■ Set task ■
Write out each line exactly as given. Leave the pictures out of your copy.

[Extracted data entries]
## Begin

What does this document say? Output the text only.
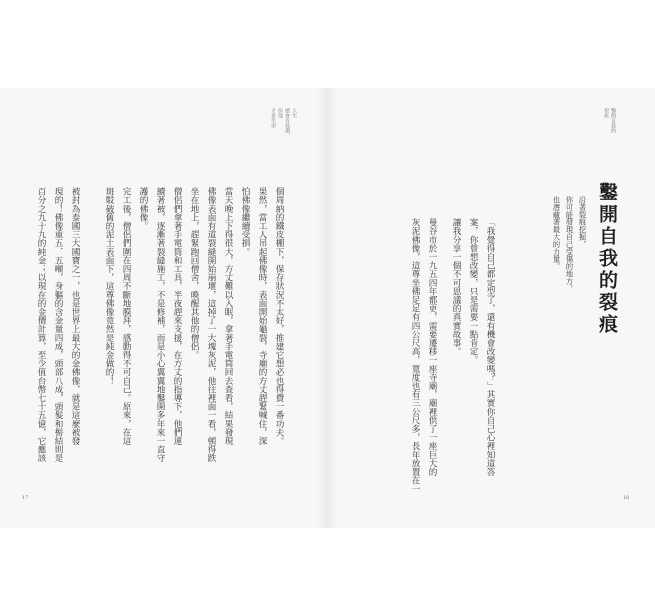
人生
總會有低潮，
但他
才是生命
個周納的鐵皮棚下，保存狀況不太好，推建它想必也得費一番功夫。
果然，當工人吊起佛像時，表面開始龜裂，寺廟的方丈趕緊喊住，深
怕佛像繼續受損。
當天晚上下得很大，方丈難以入眠，拿著手電筒回去查看，結果發現
佛像表面有道裂縫開始崩壞，這掉了一大塊灰泥，他往裡面一看，頓得跌
坐在地上，趕緊跑回僧舍，喚醒其他的僧侶。
僧侶們拿著手電筒和工具，半夜趕來支援，在方丈的指導下，他們連
續著被，逐漸著裂縫施工，不是修補，而是小心翼翼地鑿開多年來一直守
護的佛像。
完工後，僧侶們圍在四周不斷地膜拜，感動得不可自己。原來，在這
斑駁破舊的泥土表面下，這尊佛像竟然是純金做的！
被封為泰國三大國寶之一，也是世界上最大的金佛像，就是這麼被發
現的！佛像重五．五噸，身軀的含金量四成，頭部八成，頭髮和髻結則是
百分之九十九的純金；以現在的金價計算，至少值台幣七十五億，它應該
17
鑿開自我的
裂痕
沿著裂痕挖掘，
你可能發現自己受傷的地方，
也潛藏著最大的力量。 鑿開自我的裂痕
「我覺得自己都定型了，還有機會改變嗎？」其實你自己心裡知道答
案，你曾想改變，只是需要一點肯定。
讓我分享一個不可思議的真實故事。
曼谷市於一九五四年都更，需要遷移一座寺廟，廟裡供了一座巨大的
灰泥佛像，這尊坐佛足足有四公尺高，寬度也有三公尺多，長年放置在一
16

## End

■ Answer below ■
What does this document say? Output the text only.
人生
總會有低潮，
但他
才是生命
個周納的鐵皮棚下，保存狀況不太好，推建它想必也得費一番功夫。
果然，當工人吊起佛像時，表面開始龜裂，寺廟的方丈趕緊喊住，深
怕佛像繼續受損。
當天晚上下得很大，方丈難以入眠，拿著手電筒回去查看，結果發現
佛像表面有道裂縫開始崩壞，這掉了一大塊灰泥，他往裡面一看，頓得跌
坐在地上，趕緊跑回僧舍，喚醒其他的僧侶。
僧侶們拿著手電筒和工具，半夜趕來支援，在方丈的指導下，他們連
續著被，逐漸著裂縫施工，不是修補，而是小心翼翼地鑿開多年來一直守
護的佛像。
完工後，僧侶們圍在四周不斷地膜拜，感動得不可自己。原來，在這
斑駁破舊的泥土表面下，這尊佛像竟然是純金做的！
被封為泰國三大國寶之一，也是世界上最大的金佛像，就是這麼被發
現的！佛像重五．五噸，身軀的含金量四成，頭部八成，頭髮和髻結則是
百分之九十九的純金；以現在的金價計算，至少值台幣七十五億，它應該
17
鑿開自我的
裂痕
沿著裂痕挖掘，
你可能發現自己受傷的地方，
也潛藏著最大的力量。 鑿開自我的裂痕
「我覺得自己都定型了，還有機會改變嗎？」其實你自己心裡知道答
案，你曾想改變，只是需要一點肯定。
讓我分享一個不可思議的真實故事。
曼谷市於一九五四年都更，需要遷移一座寺廟，廟裡供了一座巨大的
灰泥佛像，這尊坐佛足足有四公尺高，寬度也有三公尺多，長年放置在一
16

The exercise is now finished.